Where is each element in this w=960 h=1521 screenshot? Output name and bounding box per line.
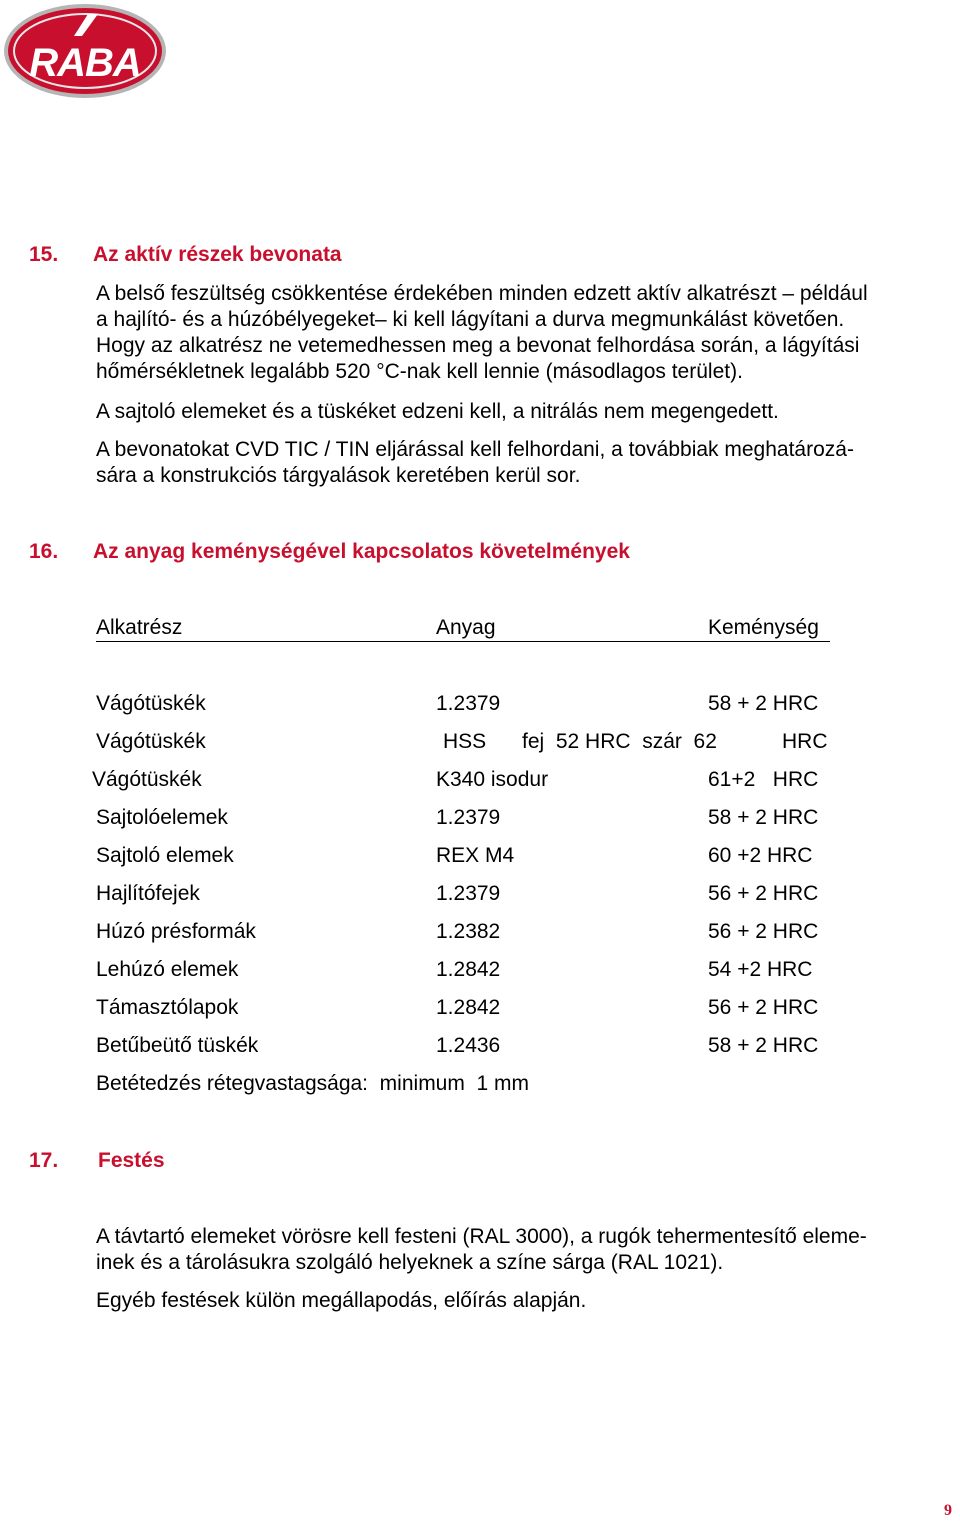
section-17-paragraph-2: Egyéb festések külön megállapodás, előírás alapján. bbox=[96, 1289, 587, 1312]
table-cell-hardness: HRC bbox=[782, 730, 828, 753]
section-16-number: 16. bbox=[29, 540, 59, 563]
table-cell-hardness: 56 + 2 HRC bbox=[708, 920, 819, 943]
table-cell-material: 1.2842 bbox=[436, 958, 501, 981]
paragraph-line: A belső feszültség csökkentése érdekében minden edzett aktív alkatrészt – például bbox=[96, 282, 868, 305]
table-cell-material-extra: fej 52 HRC szár 62 bbox=[522, 730, 717, 753]
page-number: 9 bbox=[944, 1502, 952, 1519]
table-cell-part: Vágótüskék bbox=[96, 730, 206, 753]
table-cell-part: Hajlítófejek bbox=[96, 882, 200, 905]
table-header-part: Alkatrész bbox=[96, 616, 183, 639]
paragraph-line: a hajlító- és a húzóbélyegeket– ki kell lágyítani a durva megmunkálást követően. bbox=[96, 308, 845, 331]
paragraph-line: inek és a tárolásukra szolgáló helyeknek a színe sárga (RAL 1021). bbox=[96, 1251, 724, 1274]
section-15-title: Az aktív részek bevonata bbox=[93, 243, 342, 266]
section-17-number: 17. bbox=[29, 1149, 59, 1172]
paragraph-line: hőmérsékletnek legalább 520 °C-nak kell lennie (másodlagos terület). bbox=[96, 360, 743, 383]
table-cell-part: Támasztólapok bbox=[96, 996, 239, 1019]
table-cell-hardness: 58 + 2 HRC bbox=[708, 1034, 819, 1057]
table-cell-hardness: 56 + 2 HRC bbox=[708, 882, 819, 905]
paragraph-line: A távtartó elemeket vörösre kell festeni (RAL 3000), a rugók tehermentesítő eleme- bbox=[96, 1225, 867, 1248]
table-cell-hardness: 60 +2 HRC bbox=[708, 844, 813, 867]
table-header-hardness: Keménység bbox=[708, 616, 819, 639]
table-cell-material: K340 isodur bbox=[436, 768, 549, 791]
table-cell-part: Húzó présformák bbox=[96, 920, 256, 943]
raba-logo bbox=[2, 2, 168, 100]
table-cell-material: 1.2379 bbox=[436, 692, 501, 715]
section-16-title: Az anyag keménységével kapcsolatos követelmények bbox=[93, 540, 630, 563]
table-cell-part: Vágótüskék bbox=[96, 692, 206, 715]
table-cell-part: Betűbeütő tüskék bbox=[96, 1034, 259, 1057]
table-cell-part: Sajtolóelemek bbox=[96, 806, 228, 829]
table-cell-hardness: 58 + 2 HRC bbox=[708, 806, 819, 829]
case-hardening-depth-note: Betétedzés rétegvastagsága: minimum 1 mm bbox=[96, 1072, 530, 1095]
table-cell-part: Sajtoló elemek bbox=[96, 844, 234, 867]
section-17-paragraph-1 bbox=[96, 1224, 867, 1276]
table-cell-part: Lehúzó elemek bbox=[96, 958, 239, 981]
table-header-material: Anyag bbox=[436, 616, 496, 639]
paragraph-line: A bevonatokat CVD TIC / TIN eljárással kell felhordani, a továbbiak meghatározá- bbox=[96, 438, 854, 461]
table-cell-hardness: 58 + 2 HRC bbox=[708, 692, 819, 715]
table-cell-part: Vágótüskék bbox=[92, 768, 202, 791]
table-cell-material: 1.2379 bbox=[436, 806, 501, 829]
paragraph-line: sára a konstrukciós tárgyalások keretében kerül sor. bbox=[96, 464, 581, 487]
table-cell-material: 1.2379 bbox=[436, 882, 501, 905]
section-17-title: Festés bbox=[98, 1149, 165, 1172]
table-cell-hardness: 54 +2 HRC bbox=[708, 958, 813, 981]
table-header-underline bbox=[96, 641, 830, 642]
section-15-number: 15. bbox=[29, 243, 59, 266]
logo-text: RABA bbox=[29, 41, 141, 85]
section-15-paragraph-3 bbox=[96, 437, 854, 489]
table-cell-hardness: 56 + 2 HRC bbox=[708, 996, 819, 1019]
table-cell-material: REX M4 bbox=[436, 844, 515, 867]
table-cell-material: HSS bbox=[443, 730, 487, 753]
table-cell-material: 1.2382 bbox=[436, 920, 501, 943]
paragraph-line: Hogy az alkatrész ne vetemedhessen meg a bevonat felhordása során, a lágyítási bbox=[96, 334, 860, 357]
table-cell-material: 1.2842 bbox=[436, 996, 501, 1019]
section-15-paragraph-1 bbox=[96, 281, 868, 385]
table-cell-hardness: 61+2 HRC bbox=[708, 768, 819, 791]
section-15-paragraph-2: A sajtoló elemeket és a tüskéket edzeni kell, a nitrálás nem megengedett. bbox=[96, 400, 779, 423]
table-cell-material: 1.2436 bbox=[436, 1034, 501, 1057]
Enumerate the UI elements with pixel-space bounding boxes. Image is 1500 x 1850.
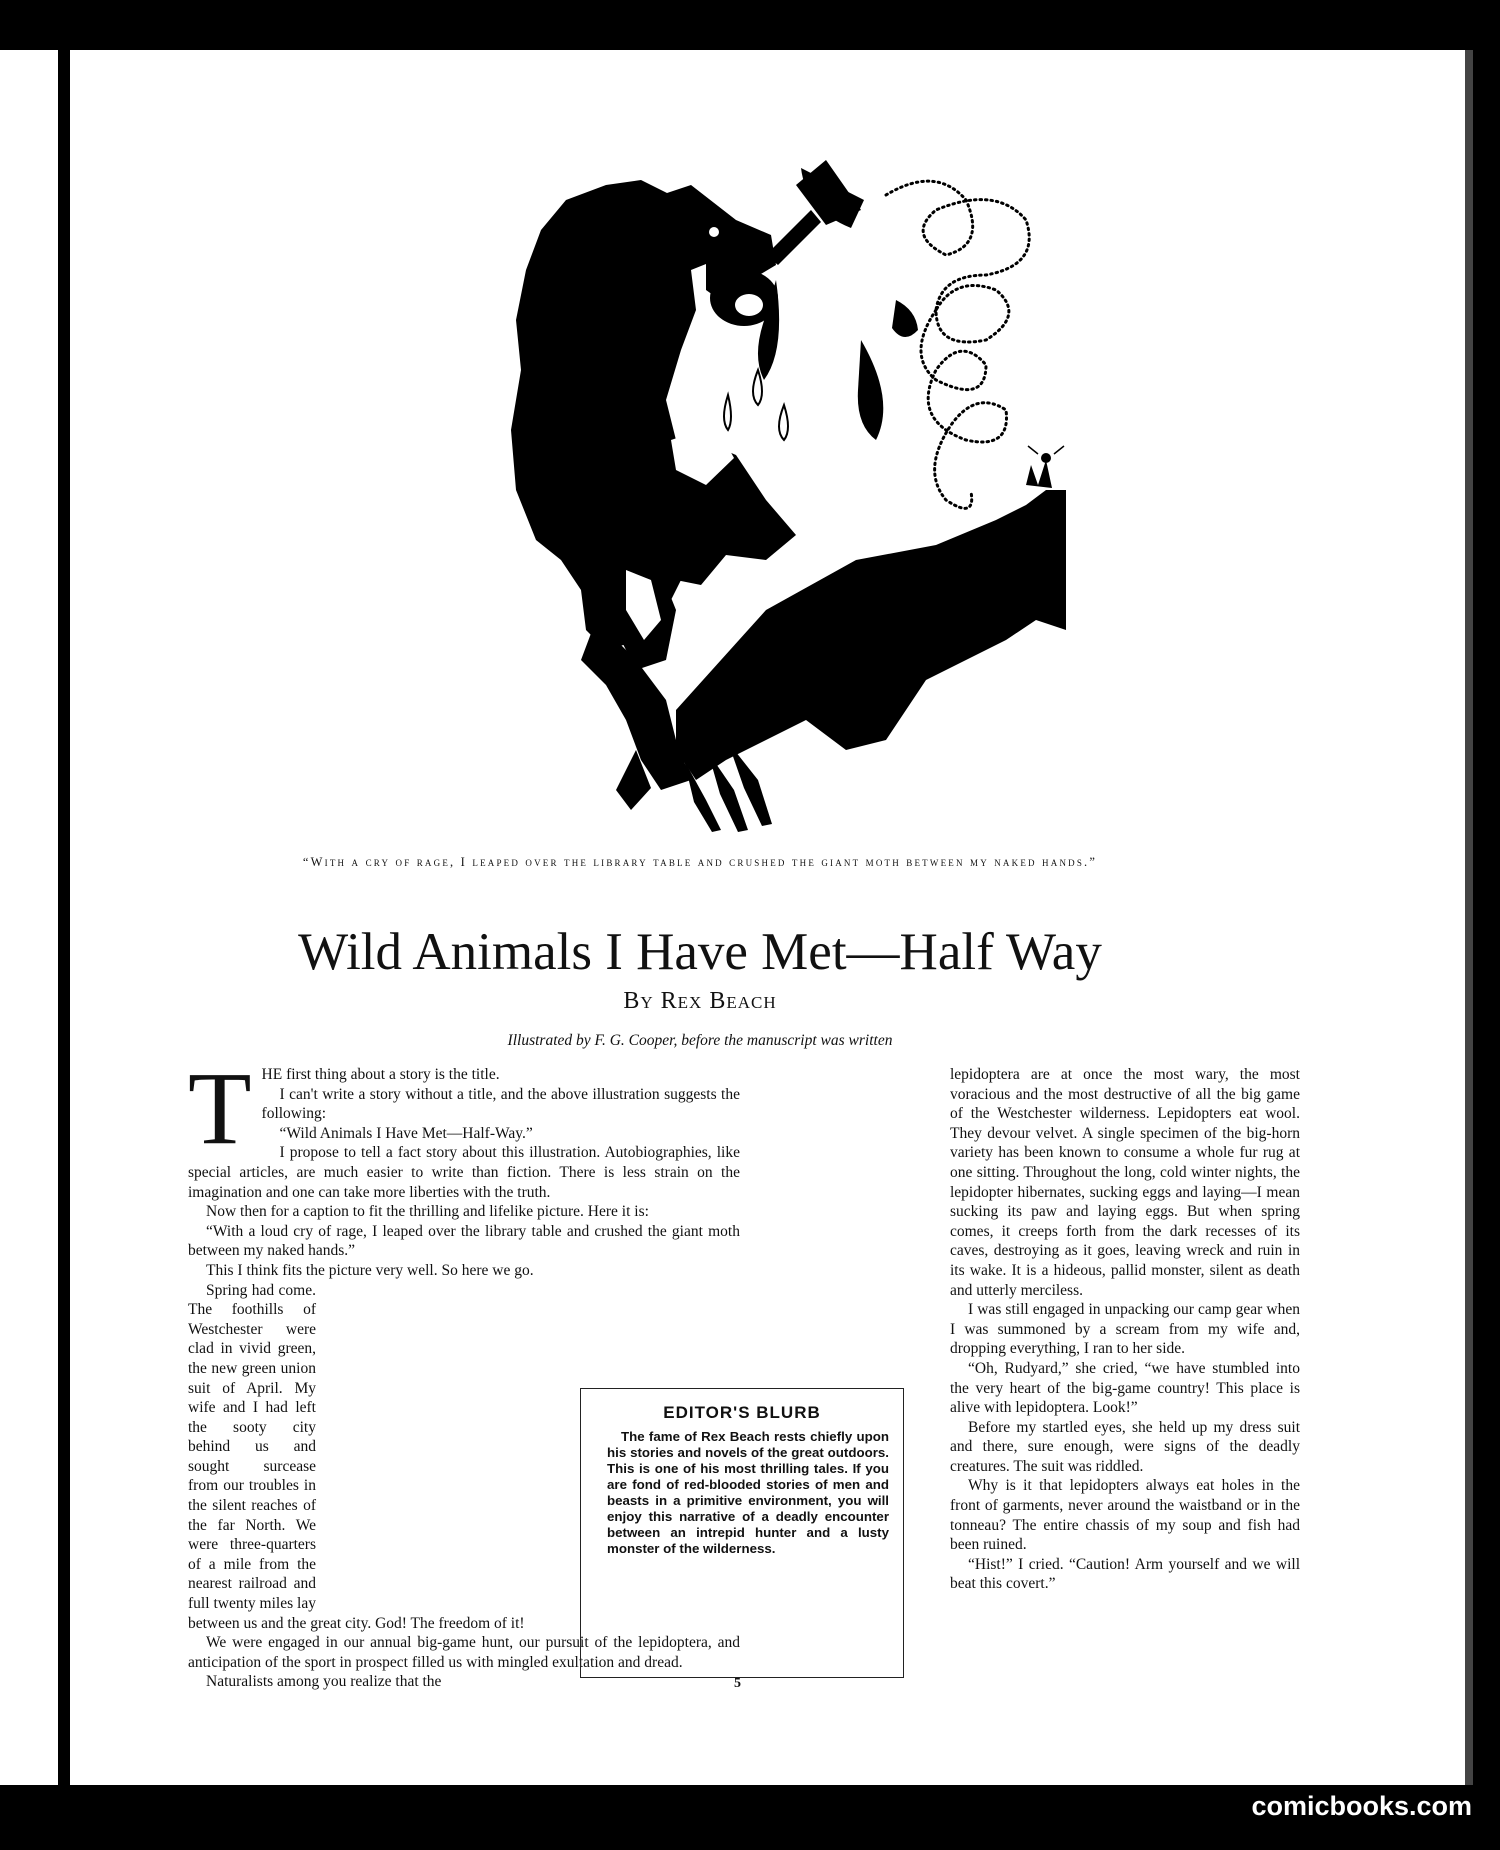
paragraph: “Oh, Rudyard,” she cried, “we have stumbled into the very heart of the big-game country! This place is alive with lepidoptera. Look!”: [950, 1359, 1300, 1417]
paragraph: I was still engaged in unpacking our camp gear when I was summoned by a scream from my wife and, dropping everything, I ran to her side.: [950, 1301, 1300, 1358]
blurb-heading: EDITOR'S BLURB: [663, 1403, 821, 1422]
story-title: Wild Animals I Have Met—Half Way: [298, 923, 1102, 981]
story-illustration: [466, 140, 1086, 840]
paragraph: We were engaged in our annual big-game hunt, our pursuit of the lepidoptera, and anticipation of the sport in prospect filled us with mingled exultation and dread.: [188, 1634, 740, 1671]
facing-page-edge: [0, 50, 58, 1785]
paragraph: Now then for a caption to fit the thrilling and lifelike picture. Here it is:: [206, 1203, 649, 1221]
paragraph: I propose to tell a fact story about this illustration. Autobiographies, like special articles, are much easier to write than fiction. There is less strain on the imagination and one can take more liberties with the truth.: [188, 1144, 740, 1201]
paragraph: I can't write a story without a title, and the above illustration suggests the following:: [261, 1085, 740, 1123]
paragraph: “With a loud cry of rage, I leaped over the library table and crushed the giant moth between my naked hands.”: [188, 1222, 740, 1260]
paragraph: This I think fits the picture very well. So here we go.: [206, 1261, 534, 1279]
blurb-text: The fame of Rex Beach rests chiefly upon his stories and novels of the great outdoors. This is one of his most thrilling tales. If you are fond of red-blooded stories of men and beasts in a primitive environment, you will enjoy this narrative of a deadly encounter between an intrepid hunter and a lusty monster of the wilderness.: [607, 1429, 889, 1556]
paragraph: Spring had come. The foothills of Westchester were clad in vivid green, the new green union suit of April. My wife and I had left the sooty city behind us and sought surcease from our troubles in the silent reaches of the far North. We were three-quarters of a mile from the nearest railroad and full twenty miles lay between us and the great city. God! The freedom of it!: [188, 1281, 525, 1632]
paragraph: Why is it that lepidopters always eat holes in the front of garments, never around the waistband or in the tonneau? The entire chassis of my soup and fish had been ruined.: [950, 1477, 1300, 1554]
drop-cap: T: [188, 1051, 252, 1166]
page-number: 5: [734, 1676, 741, 1691]
paragraph: Before my startled eyes, she held up my dress suit and there, sure enough, were signs of the deadly creatures. The suit was riddled.: [950, 1418, 1300, 1475]
illustration-caption: “With a cry of rage, I leaped over the library table and crushed the giant moth between my naked hands.”: [302, 855, 1098, 869]
illustrator-credit: Illustrated by F. G. Cooper, before the manuscript was written: [507, 1032, 893, 1049]
page-gutter: [1465, 50, 1473, 1785]
editors-blurb-box: [580, 1388, 904, 1678]
paragraph: lepidoptera are at once the most wary, the most voracious and the most destructive of all the big game of the Westchester wilderness. Lepidopters eat wool. They devour velvet. A single specimen of the big-horn variety has been known to consume a whole fur rug at one sitting. Throughout the long, cold winter nights, the lepidopter hibernates, sucking eggs and laying—I mean sucking its paw and laying eggs. But when spring comes, it creeps forth from the dark recesses of its caves, destroying as it goes, leaving wreck and ruin in its wake. It is a hideous, pallid monster, silent as death and utterly merciless.: [950, 1066, 1300, 1299]
author-byline: By Rex Beach: [623, 988, 777, 1014]
paragraph: HE first thing about a story is the title.: [261, 1066, 500, 1083]
paragraph: “Wild Animals I Have Met—Half-Way.”: [279, 1124, 533, 1142]
paragraph: Naturalists among you realize that the: [206, 1673, 442, 1691]
site-watermark: comicbooks.com: [1251, 1791, 1472, 1821]
paragraph: “Hist!” I cried. “Caution! Arm yourself and we will beat this covert.”: [950, 1555, 1300, 1593]
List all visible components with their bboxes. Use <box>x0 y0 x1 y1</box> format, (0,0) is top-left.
--------
**YOUR INSTRUCTIONS:** Find every line in the material above that contains the string "logo", and copy each of those lines out in full.

**WRITTEN ANSWER:**
raba-logo bbox=[2, 2, 168, 100]
logo-text: RABA bbox=[29, 41, 141, 85]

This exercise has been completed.